* Short task: Give only the number of lines in the data that include the string "المركز".

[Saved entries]
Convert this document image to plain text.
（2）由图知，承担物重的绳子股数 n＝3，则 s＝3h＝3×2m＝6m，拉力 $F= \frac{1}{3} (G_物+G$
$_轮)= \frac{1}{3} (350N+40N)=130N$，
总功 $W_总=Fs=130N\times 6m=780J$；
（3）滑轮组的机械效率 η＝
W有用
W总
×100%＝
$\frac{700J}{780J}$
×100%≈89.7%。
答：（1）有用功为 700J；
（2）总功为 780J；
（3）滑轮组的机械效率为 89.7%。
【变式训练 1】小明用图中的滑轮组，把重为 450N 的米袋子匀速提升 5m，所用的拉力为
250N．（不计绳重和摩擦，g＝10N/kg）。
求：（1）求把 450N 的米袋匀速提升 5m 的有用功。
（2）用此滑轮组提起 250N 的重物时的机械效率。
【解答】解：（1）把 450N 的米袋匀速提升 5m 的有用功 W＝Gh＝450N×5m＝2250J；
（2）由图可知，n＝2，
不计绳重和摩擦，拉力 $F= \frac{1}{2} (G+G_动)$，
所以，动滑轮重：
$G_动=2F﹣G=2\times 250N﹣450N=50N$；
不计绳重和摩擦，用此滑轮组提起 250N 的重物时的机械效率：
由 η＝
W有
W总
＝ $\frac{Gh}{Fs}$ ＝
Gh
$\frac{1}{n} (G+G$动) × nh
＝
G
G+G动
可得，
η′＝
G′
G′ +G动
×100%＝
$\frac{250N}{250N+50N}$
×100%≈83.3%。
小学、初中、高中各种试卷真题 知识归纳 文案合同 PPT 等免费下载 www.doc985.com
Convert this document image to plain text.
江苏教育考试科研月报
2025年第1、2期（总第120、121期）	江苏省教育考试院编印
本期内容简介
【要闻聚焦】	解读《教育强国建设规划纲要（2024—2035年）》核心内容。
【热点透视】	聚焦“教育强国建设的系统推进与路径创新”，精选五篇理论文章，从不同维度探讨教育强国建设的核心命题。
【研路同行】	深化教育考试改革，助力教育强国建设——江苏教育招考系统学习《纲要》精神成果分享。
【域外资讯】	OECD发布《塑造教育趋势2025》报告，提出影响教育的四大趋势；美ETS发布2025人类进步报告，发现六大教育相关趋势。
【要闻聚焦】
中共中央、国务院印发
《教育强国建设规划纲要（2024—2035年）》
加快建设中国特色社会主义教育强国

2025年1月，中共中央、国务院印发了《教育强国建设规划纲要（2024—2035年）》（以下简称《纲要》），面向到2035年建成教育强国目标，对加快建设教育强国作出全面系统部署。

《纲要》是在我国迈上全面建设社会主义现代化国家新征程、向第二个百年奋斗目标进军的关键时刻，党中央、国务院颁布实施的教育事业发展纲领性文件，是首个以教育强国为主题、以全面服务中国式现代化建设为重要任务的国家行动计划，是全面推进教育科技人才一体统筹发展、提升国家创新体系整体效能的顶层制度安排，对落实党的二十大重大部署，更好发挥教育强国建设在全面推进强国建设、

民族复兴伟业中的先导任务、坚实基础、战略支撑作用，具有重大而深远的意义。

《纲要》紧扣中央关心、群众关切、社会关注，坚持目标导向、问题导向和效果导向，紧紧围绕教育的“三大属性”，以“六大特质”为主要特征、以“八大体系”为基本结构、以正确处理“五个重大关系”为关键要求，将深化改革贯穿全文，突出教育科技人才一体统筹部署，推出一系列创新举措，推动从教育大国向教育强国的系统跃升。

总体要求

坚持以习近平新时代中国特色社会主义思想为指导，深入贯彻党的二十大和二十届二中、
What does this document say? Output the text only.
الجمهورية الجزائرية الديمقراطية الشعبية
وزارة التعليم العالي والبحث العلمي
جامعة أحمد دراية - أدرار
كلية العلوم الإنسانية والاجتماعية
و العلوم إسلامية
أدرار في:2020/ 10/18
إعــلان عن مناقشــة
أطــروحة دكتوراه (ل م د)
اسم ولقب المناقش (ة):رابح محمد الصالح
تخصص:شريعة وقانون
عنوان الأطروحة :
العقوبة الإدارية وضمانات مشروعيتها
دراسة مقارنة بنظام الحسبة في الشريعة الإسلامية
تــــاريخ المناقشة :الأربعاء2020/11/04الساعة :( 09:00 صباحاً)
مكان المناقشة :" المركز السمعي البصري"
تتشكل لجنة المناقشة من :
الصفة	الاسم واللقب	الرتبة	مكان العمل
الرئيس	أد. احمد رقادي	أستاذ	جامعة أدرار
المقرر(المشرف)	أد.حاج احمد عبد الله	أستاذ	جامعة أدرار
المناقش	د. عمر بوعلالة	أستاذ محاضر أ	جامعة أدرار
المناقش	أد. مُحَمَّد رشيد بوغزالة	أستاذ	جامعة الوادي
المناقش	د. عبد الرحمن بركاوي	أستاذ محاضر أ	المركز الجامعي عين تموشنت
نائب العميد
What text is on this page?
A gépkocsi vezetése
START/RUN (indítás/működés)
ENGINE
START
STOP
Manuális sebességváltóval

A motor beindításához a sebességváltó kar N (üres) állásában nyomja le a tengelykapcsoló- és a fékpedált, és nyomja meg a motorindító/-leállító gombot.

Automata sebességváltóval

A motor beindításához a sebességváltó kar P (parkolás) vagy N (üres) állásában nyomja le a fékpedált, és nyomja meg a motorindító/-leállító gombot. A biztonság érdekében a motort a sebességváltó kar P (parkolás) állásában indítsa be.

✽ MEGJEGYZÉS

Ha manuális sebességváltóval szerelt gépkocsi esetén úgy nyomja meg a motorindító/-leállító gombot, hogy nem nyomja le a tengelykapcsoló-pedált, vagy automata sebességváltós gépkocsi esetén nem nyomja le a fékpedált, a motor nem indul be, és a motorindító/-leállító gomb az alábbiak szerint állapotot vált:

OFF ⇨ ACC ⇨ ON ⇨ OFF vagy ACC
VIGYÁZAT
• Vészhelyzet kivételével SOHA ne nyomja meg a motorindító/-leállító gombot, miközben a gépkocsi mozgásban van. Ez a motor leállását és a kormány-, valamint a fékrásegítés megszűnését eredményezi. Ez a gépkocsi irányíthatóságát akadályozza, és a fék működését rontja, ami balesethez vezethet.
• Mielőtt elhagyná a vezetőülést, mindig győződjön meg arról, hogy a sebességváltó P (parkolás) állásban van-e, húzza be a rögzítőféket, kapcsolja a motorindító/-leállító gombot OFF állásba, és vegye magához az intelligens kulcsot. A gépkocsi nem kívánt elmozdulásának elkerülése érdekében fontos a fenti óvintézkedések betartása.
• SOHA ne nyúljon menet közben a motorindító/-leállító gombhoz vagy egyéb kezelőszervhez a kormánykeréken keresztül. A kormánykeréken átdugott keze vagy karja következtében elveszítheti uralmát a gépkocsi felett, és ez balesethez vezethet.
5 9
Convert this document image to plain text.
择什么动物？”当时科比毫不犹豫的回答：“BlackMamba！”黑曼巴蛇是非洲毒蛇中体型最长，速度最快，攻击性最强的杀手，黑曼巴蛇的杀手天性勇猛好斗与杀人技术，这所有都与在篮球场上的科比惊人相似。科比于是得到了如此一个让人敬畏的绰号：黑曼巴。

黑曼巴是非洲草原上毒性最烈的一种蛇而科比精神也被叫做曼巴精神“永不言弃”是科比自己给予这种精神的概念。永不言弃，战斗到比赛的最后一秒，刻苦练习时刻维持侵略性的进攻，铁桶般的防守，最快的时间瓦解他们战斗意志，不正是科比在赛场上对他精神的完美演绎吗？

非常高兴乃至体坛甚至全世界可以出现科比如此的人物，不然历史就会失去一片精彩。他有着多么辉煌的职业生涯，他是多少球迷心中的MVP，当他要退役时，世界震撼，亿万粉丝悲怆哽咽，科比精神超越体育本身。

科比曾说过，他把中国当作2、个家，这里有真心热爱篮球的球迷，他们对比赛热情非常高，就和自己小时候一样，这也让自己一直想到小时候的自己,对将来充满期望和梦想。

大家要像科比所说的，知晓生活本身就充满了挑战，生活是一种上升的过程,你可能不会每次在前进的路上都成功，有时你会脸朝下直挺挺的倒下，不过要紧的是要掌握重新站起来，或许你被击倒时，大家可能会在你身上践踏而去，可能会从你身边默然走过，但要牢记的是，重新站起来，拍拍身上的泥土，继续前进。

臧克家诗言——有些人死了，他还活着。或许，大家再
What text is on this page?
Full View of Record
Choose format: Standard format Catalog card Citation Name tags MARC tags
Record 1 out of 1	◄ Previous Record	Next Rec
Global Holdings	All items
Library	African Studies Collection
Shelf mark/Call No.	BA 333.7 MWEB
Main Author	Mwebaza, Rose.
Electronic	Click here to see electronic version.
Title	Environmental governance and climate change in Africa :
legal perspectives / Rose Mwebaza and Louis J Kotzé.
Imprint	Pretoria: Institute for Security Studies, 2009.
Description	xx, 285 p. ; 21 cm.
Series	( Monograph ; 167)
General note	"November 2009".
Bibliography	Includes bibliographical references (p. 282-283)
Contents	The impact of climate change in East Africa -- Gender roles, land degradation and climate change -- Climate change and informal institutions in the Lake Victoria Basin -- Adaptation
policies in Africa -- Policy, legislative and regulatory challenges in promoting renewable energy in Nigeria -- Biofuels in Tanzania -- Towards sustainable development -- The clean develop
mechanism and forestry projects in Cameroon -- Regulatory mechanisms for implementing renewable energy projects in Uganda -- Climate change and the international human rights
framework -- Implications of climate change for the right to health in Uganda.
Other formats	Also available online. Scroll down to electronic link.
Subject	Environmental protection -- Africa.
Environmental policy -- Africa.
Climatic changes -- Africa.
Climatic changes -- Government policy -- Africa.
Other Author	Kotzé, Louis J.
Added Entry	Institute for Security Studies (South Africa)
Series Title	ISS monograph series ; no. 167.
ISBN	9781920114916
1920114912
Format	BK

* The completed task: 2